BRANO DI TESTO —
Il virus HCV si trasmette principalmente attraverso il contatto con sangue infetto, e quindi con la condivisione di oggetti per la cura personale come rasoi, spazzolini da denti, strumenti per la manicure o pedicure, lo scambio di aghi o siringhe, l’esecuzione di tatuaggi o piercing con aghi non sterili. Anche coloro che hanno subito trasfusioni di sangue o trapianti d’organo prima degli anni Novanta sono a rischio poiché fino a quel momento il virus non era conosciuto. Meno frequente l’infezione per via sessuale e da madre a figlio durante il parto.

Sono molti quindi i comportamenti o le pratiche che possono portare all’infezione da HCV. Eppure solo 1 su 10 tra gli intervistati ritiene di essere un soggetto potenzialmente a rischio epatite C. Una falsa percezione che si rispecchia nella convinzione che a rischio epatite C siano solo specifici gruppi di persone: gli intervistati mettono al primo posto i tossicodipendenti per via iniettiva (46,3%), in seconda posizione, le persone che si sono sottoposte a trasfusione o trapianto d’organo (42,90%), al terzo gli alcolisti (30,57%). Solo 2 italiani su 10 associano tatuaggi (24,8%) e piercing (23,5%) al rischio epatite C. Quota che diminuisce drasticamente per le pratiche estetiche (13,6%).

INSIEME DI DATI —
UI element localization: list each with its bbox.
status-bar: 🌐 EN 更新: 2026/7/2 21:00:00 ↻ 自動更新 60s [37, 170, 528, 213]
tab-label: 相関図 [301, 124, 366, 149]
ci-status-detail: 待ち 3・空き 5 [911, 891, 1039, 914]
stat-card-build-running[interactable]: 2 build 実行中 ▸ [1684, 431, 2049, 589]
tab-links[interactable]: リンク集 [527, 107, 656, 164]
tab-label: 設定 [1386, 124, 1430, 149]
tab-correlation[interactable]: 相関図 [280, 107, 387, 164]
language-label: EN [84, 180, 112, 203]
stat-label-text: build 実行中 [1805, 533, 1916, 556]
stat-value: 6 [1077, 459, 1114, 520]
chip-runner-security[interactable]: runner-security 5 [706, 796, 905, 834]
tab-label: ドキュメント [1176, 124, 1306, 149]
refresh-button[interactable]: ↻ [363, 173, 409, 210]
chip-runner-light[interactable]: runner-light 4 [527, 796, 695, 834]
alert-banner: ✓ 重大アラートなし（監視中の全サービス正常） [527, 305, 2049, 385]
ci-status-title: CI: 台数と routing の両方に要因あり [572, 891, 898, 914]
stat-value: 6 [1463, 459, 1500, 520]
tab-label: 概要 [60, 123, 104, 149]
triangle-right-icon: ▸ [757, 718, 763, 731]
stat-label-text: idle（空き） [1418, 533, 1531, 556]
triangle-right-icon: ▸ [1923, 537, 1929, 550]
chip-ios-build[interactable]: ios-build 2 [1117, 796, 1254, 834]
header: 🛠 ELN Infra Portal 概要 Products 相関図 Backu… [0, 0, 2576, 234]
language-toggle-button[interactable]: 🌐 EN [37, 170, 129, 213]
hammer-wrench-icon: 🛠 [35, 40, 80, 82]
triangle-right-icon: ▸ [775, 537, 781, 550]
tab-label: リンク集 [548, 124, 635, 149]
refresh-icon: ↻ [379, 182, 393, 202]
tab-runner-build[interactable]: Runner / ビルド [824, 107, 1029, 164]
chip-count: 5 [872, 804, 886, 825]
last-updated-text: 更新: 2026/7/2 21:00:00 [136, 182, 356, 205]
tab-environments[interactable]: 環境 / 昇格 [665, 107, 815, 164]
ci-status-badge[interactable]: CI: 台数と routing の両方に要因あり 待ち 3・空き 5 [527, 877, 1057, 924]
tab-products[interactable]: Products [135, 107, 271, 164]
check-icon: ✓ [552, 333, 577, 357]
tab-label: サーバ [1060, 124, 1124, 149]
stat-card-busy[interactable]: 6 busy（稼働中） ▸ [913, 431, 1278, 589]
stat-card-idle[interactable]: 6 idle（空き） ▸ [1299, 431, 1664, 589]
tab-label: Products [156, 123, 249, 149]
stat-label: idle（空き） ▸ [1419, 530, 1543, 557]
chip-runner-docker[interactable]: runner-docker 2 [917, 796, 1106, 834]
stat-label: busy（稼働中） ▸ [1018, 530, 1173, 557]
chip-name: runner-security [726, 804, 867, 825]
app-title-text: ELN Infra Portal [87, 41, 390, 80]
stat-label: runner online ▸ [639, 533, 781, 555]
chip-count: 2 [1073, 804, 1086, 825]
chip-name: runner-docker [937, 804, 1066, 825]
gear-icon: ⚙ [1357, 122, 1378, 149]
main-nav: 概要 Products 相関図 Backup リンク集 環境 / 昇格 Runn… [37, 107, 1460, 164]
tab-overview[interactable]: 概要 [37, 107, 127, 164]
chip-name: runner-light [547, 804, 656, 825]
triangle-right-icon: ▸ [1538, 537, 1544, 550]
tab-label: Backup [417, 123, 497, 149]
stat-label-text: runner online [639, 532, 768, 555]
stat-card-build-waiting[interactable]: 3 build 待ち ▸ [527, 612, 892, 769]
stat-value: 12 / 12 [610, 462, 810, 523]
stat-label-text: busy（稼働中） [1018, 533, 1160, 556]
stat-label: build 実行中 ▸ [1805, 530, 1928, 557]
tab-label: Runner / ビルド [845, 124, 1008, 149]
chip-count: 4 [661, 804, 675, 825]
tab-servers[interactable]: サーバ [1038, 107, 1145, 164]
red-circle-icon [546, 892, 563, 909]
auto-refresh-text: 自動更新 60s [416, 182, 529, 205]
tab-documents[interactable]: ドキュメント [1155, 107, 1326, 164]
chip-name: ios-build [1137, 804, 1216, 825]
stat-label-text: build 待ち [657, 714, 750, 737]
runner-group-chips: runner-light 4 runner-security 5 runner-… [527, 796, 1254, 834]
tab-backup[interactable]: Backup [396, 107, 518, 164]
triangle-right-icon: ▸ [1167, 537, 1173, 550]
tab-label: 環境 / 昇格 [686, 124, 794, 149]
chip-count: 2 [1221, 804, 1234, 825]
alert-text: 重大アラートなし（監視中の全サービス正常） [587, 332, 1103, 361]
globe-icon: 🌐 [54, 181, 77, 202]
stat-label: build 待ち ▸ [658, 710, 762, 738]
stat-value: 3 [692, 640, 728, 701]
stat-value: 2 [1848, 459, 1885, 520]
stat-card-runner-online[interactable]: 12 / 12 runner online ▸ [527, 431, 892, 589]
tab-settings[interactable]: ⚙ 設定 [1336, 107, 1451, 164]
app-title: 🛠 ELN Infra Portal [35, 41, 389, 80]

DOMANDE SUL MATERIALE —
- a) Secondo il brano sull'epatite C, quanti intervistati ritengono di essere soggetti potenzialmente a rischio?
- b) Elenca i gruppi di persone che, secondo il brano sull'epatite C, gli intervistati considerano a rischio, con la percentuale indicata per ciascuno.
- c) Ricopia la parte del brano sull'epatite C che si apre con le parole contenenti "Il virus HCV" e si chiude con "durante il parto.".

RISPOSTE PER NUMERO —
- a) Solo 1 intervistato su 10 ritiene di essere potenzialmente a rischio epatite C.

- b)
- Tossicodipendenti per via iniettiva (46,3%)
- Persone che si sono sottoposte a trasfusione o trapianto d'organo (42,90%)
- Alcolisti (30,57%)

- c)
Il virus HCV si trasmette principalmente attraverso il contatto con sangue infetto, e quindi con la condivisione di oggetti per la cura personale come rasoi, spazzolini da denti, strumenti per la manicure o pedicure, lo scambio di aghi o siringhe, l’esecuzione di tatuaggi o piercing con aghi non sterili. Anche coloro che hanno subito trasfusioni di sangue o trapianti d’organo prima degli anni Novanta sono a rischio poiché fino a quel momento il virus non era conosciuto. Meno frequente l’infezione per via sessuale e da madre a figlio durante il parto.